### Extracted records
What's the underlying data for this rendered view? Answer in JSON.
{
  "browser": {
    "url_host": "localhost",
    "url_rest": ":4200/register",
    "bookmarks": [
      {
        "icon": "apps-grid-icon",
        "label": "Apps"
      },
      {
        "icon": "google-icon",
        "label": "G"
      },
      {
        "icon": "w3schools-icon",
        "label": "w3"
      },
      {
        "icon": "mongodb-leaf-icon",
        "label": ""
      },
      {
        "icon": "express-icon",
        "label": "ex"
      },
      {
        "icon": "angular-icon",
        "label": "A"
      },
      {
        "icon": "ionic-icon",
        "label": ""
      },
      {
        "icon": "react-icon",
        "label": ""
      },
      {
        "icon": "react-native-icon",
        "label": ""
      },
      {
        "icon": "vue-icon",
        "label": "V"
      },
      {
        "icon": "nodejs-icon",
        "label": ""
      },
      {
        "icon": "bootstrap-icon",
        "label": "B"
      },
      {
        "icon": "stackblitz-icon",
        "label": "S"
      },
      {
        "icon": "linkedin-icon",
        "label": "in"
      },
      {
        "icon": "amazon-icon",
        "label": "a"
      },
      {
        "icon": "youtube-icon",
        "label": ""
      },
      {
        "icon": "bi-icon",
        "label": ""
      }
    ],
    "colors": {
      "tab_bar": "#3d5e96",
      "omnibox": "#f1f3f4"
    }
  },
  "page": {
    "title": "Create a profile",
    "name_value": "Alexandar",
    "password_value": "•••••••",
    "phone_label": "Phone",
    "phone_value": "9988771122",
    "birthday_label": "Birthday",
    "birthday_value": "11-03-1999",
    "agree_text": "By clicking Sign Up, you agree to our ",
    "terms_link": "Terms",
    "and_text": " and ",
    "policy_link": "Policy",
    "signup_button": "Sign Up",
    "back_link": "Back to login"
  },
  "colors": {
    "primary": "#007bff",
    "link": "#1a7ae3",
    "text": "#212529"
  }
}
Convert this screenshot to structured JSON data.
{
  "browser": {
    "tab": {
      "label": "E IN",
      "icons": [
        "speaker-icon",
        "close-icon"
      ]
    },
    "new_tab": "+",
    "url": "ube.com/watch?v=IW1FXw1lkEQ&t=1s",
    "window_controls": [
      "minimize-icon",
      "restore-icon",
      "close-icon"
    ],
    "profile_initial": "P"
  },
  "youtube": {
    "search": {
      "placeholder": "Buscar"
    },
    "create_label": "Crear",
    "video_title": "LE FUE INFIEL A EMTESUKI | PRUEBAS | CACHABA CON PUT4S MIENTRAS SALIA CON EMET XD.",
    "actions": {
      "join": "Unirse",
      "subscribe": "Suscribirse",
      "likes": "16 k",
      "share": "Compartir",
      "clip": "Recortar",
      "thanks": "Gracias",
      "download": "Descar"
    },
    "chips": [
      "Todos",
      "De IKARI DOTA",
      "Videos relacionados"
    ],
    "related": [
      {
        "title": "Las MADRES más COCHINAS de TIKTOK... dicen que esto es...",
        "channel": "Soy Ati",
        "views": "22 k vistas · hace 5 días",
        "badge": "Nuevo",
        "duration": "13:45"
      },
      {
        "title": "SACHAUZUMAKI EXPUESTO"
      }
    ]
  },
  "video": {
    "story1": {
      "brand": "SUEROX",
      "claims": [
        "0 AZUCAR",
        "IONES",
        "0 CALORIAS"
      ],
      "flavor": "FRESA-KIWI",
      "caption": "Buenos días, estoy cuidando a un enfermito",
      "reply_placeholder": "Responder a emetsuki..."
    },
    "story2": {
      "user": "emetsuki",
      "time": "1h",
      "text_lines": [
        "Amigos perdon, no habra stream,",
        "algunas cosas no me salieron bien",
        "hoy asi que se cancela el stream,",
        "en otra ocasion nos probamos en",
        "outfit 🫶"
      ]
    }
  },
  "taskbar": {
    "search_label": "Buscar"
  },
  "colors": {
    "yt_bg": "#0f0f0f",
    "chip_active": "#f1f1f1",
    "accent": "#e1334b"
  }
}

### Brief
Transcribe the whole listing with nothing added or left out.

### Exercise result
What's the underlying data for this rendered view? Answer in JSON.
{
  "browser": {
    "url_host": "localhost",
    "url_rest": ":4200/register",
    "bookmarks": [
      {
        "icon": "apps-grid-icon",
        "label": "Apps"
      },
      {
        "icon": "google-icon",
        "label": "G"
      },
      {
        "icon": "w3schools-icon",
        "label": "w3"
      },
      {
        "icon": "mongodb-leaf-icon",
        "label": ""
      },
      {
        "icon": "express-icon",
        "label": "ex"
      },
      {
        "icon": "angular-icon",
        "label": "A"
      },
      {
        "icon": "ionic-icon",
        "label": ""
      },
      {
        "icon": "react-icon",
        "label": ""
      },
      {
        "icon": "react-native-icon",
        "label": ""
      },
      {
        "icon": "vue-icon",
        "label": "V"
      },
      {
        "icon": "nodejs-icon",
        "label": ""
      },
      {
        "icon": "bootstrap-icon",
        "label": "B"
      },
      {
        "icon": "stackblitz-icon",
        "label": "S"
      },
      {
        "icon": "linkedin-icon",
        "label": "in"
      },
      {
        "icon": "amazon-icon",
        "label": "a"
      },
      {
        "icon": "youtube-icon",
        "label": ""
      },
      {
        "icon": "bi-icon",
        "label": ""
      }
    ],
    "colors": {
      "tab_bar": "#3d5e96",
      "omnibox": "#f1f3f4"
    }
  },
  "page": {
    "title": "Create a profile",
    "name_value": "Alexandar",
    "password_value": "•••••••",
    "phone_label": "Phone",
    "phone_value": "9988771122",
    "birthday_label": "Birthday",
    "birthday_value": "11-03-1999",
    "agree_text": "By clicking Sign Up, you agree to our ",
    "terms_link": "Terms",
    "and_text": " and ",
    "policy_link": "Policy",
    "signup_button": "Sign Up",
    "back_link": "Back to login"
  },
  "colors": {
    "primary": "#007bff",
    "link": "#1a7ae3",
    "text": "#212529"
  }
}
Convert this screenshot to structured JSON data.
{
  "browser": {
    "tab": {
      "label": "E IN",
      "icons": [
        "speaker-icon",
        "close-icon"
      ]
    },
    "new_tab": "+",
    "url": "ube.com/watch?v=IW1FXw1lkEQ&t=1s",
    "window_controls": [
      "minimize-icon",
      "restore-icon",
      "close-icon"
    ],
    "profile_initial": "P"
  },
  "youtube": {
    "search": {
      "placeholder": "Buscar"
    },
    "create_label": "Crear",
    "video_title": "LE FUE INFIEL A EMTESUKI | PRUEBAS | CACHABA CON PUT4S MIENTRAS SALIA CON EMET XD.",
    "actions": {
      "join": "Unirse",
      "subscribe": "Suscribirse",
      "likes": "16 k",
      "share": "Compartir",
      "clip": "Recortar",
      "thanks": "Gracias",
      "download": "Descar"
    },
    "chips": [
      "Todos",
      "De IKARI DOTA",
      "Videos relacionados"
    ],
    "related": [
      {
        "title": "Las MADRES más COCHINAS de TIKTOK... dicen que esto es...",
        "channel": "Soy Ati",
        "views": "22 k vistas · hace 5 días",
        "badge": "Nuevo",
        "duration": "13:45"
      },
      {
        "title": "SACHAUZUMAKI EXPUESTO"
      }
    ]
  },
  "video": {
    "story1": {
      "brand": "SUEROX",
      "claims": [
        "0 AZUCAR",
        "IONES",
        "0 CALORIAS"
      ],
      "flavor": "FRESA-KIWI",
      "caption": "Buenos días, estoy cuidando a un enfermito",
      "reply_placeholder": "Responder a emetsuki..."
    },
    "story2": {
      "user": "emetsuki",
      "time": "1h",
      "text_lines": [
        "Amigos perdon, no habra stream,",
        "algunas cosas no me salieron bien",
        "hoy asi que se cancela el stream,",
        "en otra ocasion nos probamos en",
        "outfit 🫶"
      ]
    }
  },
  "taskbar": {
    "search_label": "Buscar"
  },
  "colors": {
    "yt_bg": "#0f0f0f",
    "chip_active": "#f1f1f1",
    "accent": "#e1334b"
  }
}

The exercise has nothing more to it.